• **MATERIAL FOR THE TASK**
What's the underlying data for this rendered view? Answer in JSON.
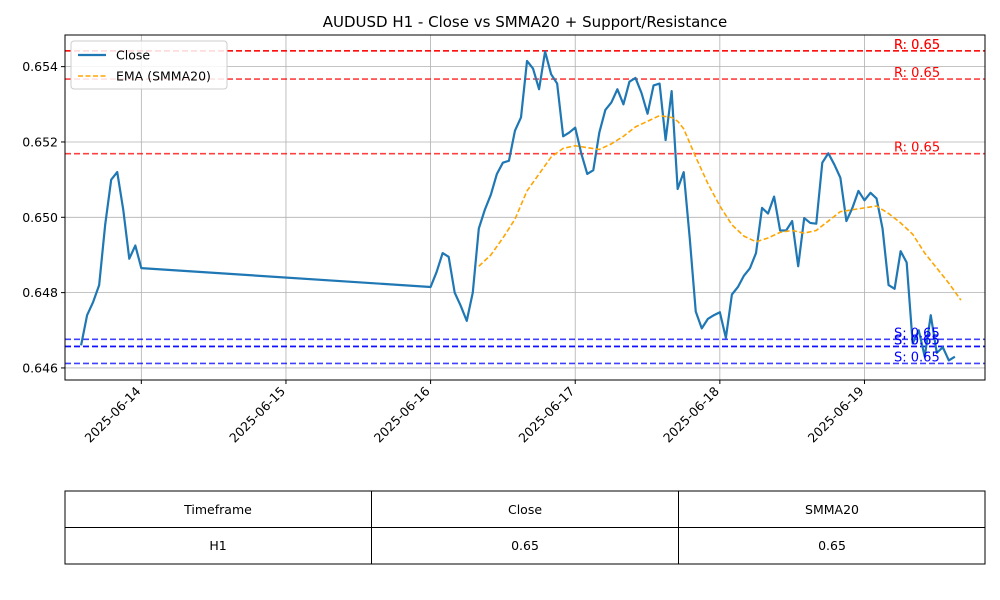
{
  "chart_data": {
    "type": "line",
    "title": "AUDUSD H1 - Close vs SMMA20 + Support/Resistance",
    "xlabel": "",
    "ylabel": "",
    "x_ticks": [
      "2025-06-14",
      "2025-06-15",
      "2025-06-16",
      "2025-06-17",
      "2025-06-18",
      "2025-06-19"
    ],
    "y_ticks": [
      "0.646",
      "0.648",
      "0.650",
      "0.652",
      "0.654"
    ],
    "ylim": [
      0.64568,
      0.65484
    ],
    "xlim": [
      "2025-06-13 11:20",
      "2025-06-19 20:00"
    ],
    "grid": true,
    "legend_position": "top-left",
    "series": [
      {
        "name": "Close",
        "color": "#1f77b4",
        "style": "solid",
        "points": [
          [
            "2025-06-13 14:00",
            0.6466
          ],
          [
            "2025-06-13 15:00",
            0.6474
          ],
          [
            "2025-06-13 16:00",
            0.64775
          ],
          [
            "2025-06-13 17:00",
            0.6482
          ],
          [
            "2025-06-13 18:00",
            0.6498
          ],
          [
            "2025-06-13 19:00",
            0.651
          ],
          [
            "2025-06-13 20:00",
            0.6512
          ],
          [
            "2025-06-13 21:00",
            0.6502
          ],
          [
            "2025-06-13 22:00",
            0.6489
          ],
          [
            "2025-06-13 23:00",
            0.64925
          ],
          [
            "2025-06-14 00:00",
            0.64865
          ],
          [
            "2025-06-16 00:00",
            0.64815
          ],
          [
            "2025-06-16 01:00",
            0.64855
          ],
          [
            "2025-06-16 02:00",
            0.64905
          ],
          [
            "2025-06-16 03:00",
            0.64895
          ],
          [
            "2025-06-16 04:00",
            0.648
          ],
          [
            "2025-06-16 05:00",
            0.64765
          ],
          [
            "2025-06-16 06:00",
            0.64725
          ],
          [
            "2025-06-16 07:00",
            0.648
          ],
          [
            "2025-06-16 08:00",
            0.6497
          ],
          [
            "2025-06-16 09:00",
            0.6502
          ],
          [
            "2025-06-16 10:00",
            0.6506
          ],
          [
            "2025-06-16 11:00",
            0.65115
          ],
          [
            "2025-06-16 12:00",
            0.65145
          ],
          [
            "2025-06-16 13:00",
            0.6515
          ],
          [
            "2025-06-16 14:00",
            0.6523
          ],
          [
            "2025-06-16 15:00",
            0.65265
          ],
          [
            "2025-06-16 16:00",
            0.65415
          ],
          [
            "2025-06-16 17:00",
            0.65395
          ],
          [
            "2025-06-16 18:00",
            0.6534
          ],
          [
            "2025-06-16 19:00",
            0.6544
          ],
          [
            "2025-06-16 20:00",
            0.6538
          ],
          [
            "2025-06-16 21:00",
            0.65355
          ],
          [
            "2025-06-16 22:00",
            0.65215
          ],
          [
            "2025-06-16 23:00",
            0.65225
          ],
          [
            "2025-06-17 00:00",
            0.65238
          ],
          [
            "2025-06-17 01:00",
            0.6517
          ],
          [
            "2025-06-17 02:00",
            0.65115
          ],
          [
            "2025-06-17 03:00",
            0.65125
          ],
          [
            "2025-06-17 04:00",
            0.65225
          ],
          [
            "2025-06-17 05:00",
            0.65285
          ],
          [
            "2025-06-17 06:00",
            0.65305
          ],
          [
            "2025-06-17 07:00",
            0.6534
          ],
          [
            "2025-06-17 08:00",
            0.653
          ],
          [
            "2025-06-17 09:00",
            0.6536
          ],
          [
            "2025-06-17 10:00",
            0.6537
          ],
          [
            "2025-06-17 11:00",
            0.6533
          ],
          [
            "2025-06-17 12:00",
            0.65275
          ],
          [
            "2025-06-17 13:00",
            0.6535
          ],
          [
            "2025-06-17 14:00",
            0.65355
          ],
          [
            "2025-06-17 15:00",
            0.65205
          ],
          [
            "2025-06-17 16:00",
            0.65335
          ],
          [
            "2025-06-17 17:00",
            0.65075
          ],
          [
            "2025-06-17 18:00",
            0.6512
          ],
          [
            "2025-06-17 19:00",
            0.64945
          ],
          [
            "2025-06-17 20:00",
            0.6475
          ],
          [
            "2025-06-17 21:00",
            0.64705
          ],
          [
            "2025-06-17 22:00",
            0.6473
          ],
          [
            "2025-06-17 23:00",
            0.6474
          ],
          [
            "2025-06-18 00:00",
            0.64748
          ],
          [
            "2025-06-18 01:00",
            0.6468
          ],
          [
            "2025-06-18 02:00",
            0.64795
          ],
          [
            "2025-06-18 03:00",
            0.64815
          ],
          [
            "2025-06-18 04:00",
            0.64845
          ],
          [
            "2025-06-18 05:00",
            0.64865
          ],
          [
            "2025-06-18 06:00",
            0.64905
          ],
          [
            "2025-06-18 07:00",
            0.65025
          ],
          [
            "2025-06-18 08:00",
            0.6501
          ],
          [
            "2025-06-18 09:00",
            0.65055
          ],
          [
            "2025-06-18 10:00",
            0.64965
          ],
          [
            "2025-06-18 11:00",
            0.64965
          ],
          [
            "2025-06-18 12:00",
            0.6499
          ],
          [
            "2025-06-18 13:00",
            0.6487
          ],
          [
            "2025-06-18 14:00",
            0.64998
          ],
          [
            "2025-06-18 15:00",
            0.64985
          ],
          [
            "2025-06-18 16:00",
            0.64983
          ],
          [
            "2025-06-18 17:00",
            0.65145
          ],
          [
            "2025-06-18 18:00",
            0.6517
          ],
          [
            "2025-06-18 19:00",
            0.6514
          ],
          [
            "2025-06-18 20:00",
            0.65105
          ],
          [
            "2025-06-18 21:00",
            0.6499
          ],
          [
            "2025-06-18 22:00",
            0.65025
          ],
          [
            "2025-06-18 23:00",
            0.6507
          ],
          [
            "2025-06-19 00:00",
            0.65045
          ],
          [
            "2025-06-19 01:00",
            0.65065
          ],
          [
            "2025-06-19 02:00",
            0.6505
          ],
          [
            "2025-06-19 03:00",
            0.6497
          ],
          [
            "2025-06-19 04:00",
            0.6482
          ],
          [
            "2025-06-19 05:00",
            0.6481
          ],
          [
            "2025-06-19 06:00",
            0.6491
          ],
          [
            "2025-06-19 07:00",
            0.6488
          ],
          [
            "2025-06-19 08:00",
            0.64665
          ],
          [
            "2025-06-19 09:00",
            0.647
          ],
          [
            "2025-06-19 10:00",
            0.6463
          ],
          [
            "2025-06-19 11:00",
            0.6474
          ],
          [
            "2025-06-19 12:00",
            0.6464
          ],
          [
            "2025-06-19 13:00",
            0.64655
          ],
          [
            "2025-06-19 14:00",
            0.6462
          ],
          [
            "2025-06-19 15:00",
            0.6463
          ]
        ]
      },
      {
        "name": "EMA (SMMA20)",
        "color": "#ffa500",
        "style": "dashed",
        "points": [
          [
            "2025-06-16 08:00",
            0.6487
          ],
          [
            "2025-06-16 10:00",
            0.649
          ],
          [
            "2025-06-16 12:00",
            0.64945
          ],
          [
            "2025-06-16 14:00",
            0.64995
          ],
          [
            "2025-06-16 16:00",
            0.6507
          ],
          [
            "2025-06-16 18:00",
            0.65115
          ],
          [
            "2025-06-16 20:00",
            0.6516
          ],
          [
            "2025-06-16 22:00",
            0.65183
          ],
          [
            "2025-06-17 00:00",
            0.6519
          ],
          [
            "2025-06-17 02:00",
            0.65185
          ],
          [
            "2025-06-17 04:00",
            0.6518
          ],
          [
            "2025-06-17 06:00",
            0.65195
          ],
          [
            "2025-06-17 08:00",
            0.65215
          ],
          [
            "2025-06-17 10:00",
            0.6524
          ],
          [
            "2025-06-17 12:00",
            0.65255
          ],
          [
            "2025-06-17 14:00",
            0.6527
          ],
          [
            "2025-06-17 16:00",
            0.65265
          ],
          [
            "2025-06-17 17:00",
            0.65255
          ],
          [
            "2025-06-17 18:00",
            0.65235
          ],
          [
            "2025-06-17 20:00",
            0.6516
          ],
          [
            "2025-06-17 22:00",
            0.6509
          ],
          [
            "2025-06-18 00:00",
            0.6503
          ],
          [
            "2025-06-18 02:00",
            0.6498
          ],
          [
            "2025-06-18 04:00",
            0.6495
          ],
          [
            "2025-06-18 06:00",
            0.64935
          ],
          [
            "2025-06-18 08:00",
            0.64945
          ],
          [
            "2025-06-18 10:00",
            0.6496
          ],
          [
            "2025-06-18 12:00",
            0.64965
          ],
          [
            "2025-06-18 14:00",
            0.64958
          ],
          [
            "2025-06-18 16:00",
            0.64965
          ],
          [
            "2025-06-18 18:00",
            0.6499
          ],
          [
            "2025-06-18 20:00",
            0.65015
          ],
          [
            "2025-06-18 22:00",
            0.6502
          ],
          [
            "2025-06-19 00:00",
            0.65025
          ],
          [
            "2025-06-19 02:00",
            0.6503
          ],
          [
            "2025-06-19 04:00",
            0.6501
          ],
          [
            "2025-06-19 06:00",
            0.64985
          ],
          [
            "2025-06-19 08:00",
            0.64955
          ],
          [
            "2025-06-19 10:00",
            0.64905
          ],
          [
            "2025-06-19 12:00",
            0.64865
          ],
          [
            "2025-06-19 14:00",
            0.64825
          ],
          [
            "2025-06-19 16:00",
            0.6478
          ]
        ]
      }
    ],
    "resistance_levels": [
      {
        "value": 0.65442,
        "label": "R: 0.65",
        "color": "#ff0000"
      },
      {
        "value": 0.65367,
        "label": "R: 0.65",
        "color": "#ff0000"
      },
      {
        "value": 0.65169,
        "label": "R: 0.65",
        "color": "#ff0000"
      },
      {
        "value": 0.65442,
        "label": "R: 0.65",
        "color": "#ff0000"
      }
    ],
    "support_levels": [
      {
        "value": 0.64676,
        "label": "S: 0.65",
        "color": "#0000ff"
      },
      {
        "value": 0.64657,
        "label": "S: 0.65",
        "color": "#0000ff"
      },
      {
        "value": 0.64612,
        "label": "S: 0.65",
        "color": "#0000ff"
      },
      {
        "value": 0.64657,
        "label": "S: 0.65",
        "color": "#0000ff"
      }
    ]
  },
  "table": {
    "headers": [
      "Timeframe",
      "Close",
      "SMMA20"
    ],
    "rows": [
      [
        "H1",
        "0.65",
        "0.65"
      ]
    ]
  }
}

• **BRIEF**
Isolate each line of the listing above that includes "value". Copy it.

• **FINISHED EXERCISE**
        "value": 0.65442,
        "value": 0.65367,
        "value": 0.65169,
        "value": 0.65442,
        "value": 0.64676,
        "value": 0.64657,
        "value": 0.64612,
        "value": 0.64657,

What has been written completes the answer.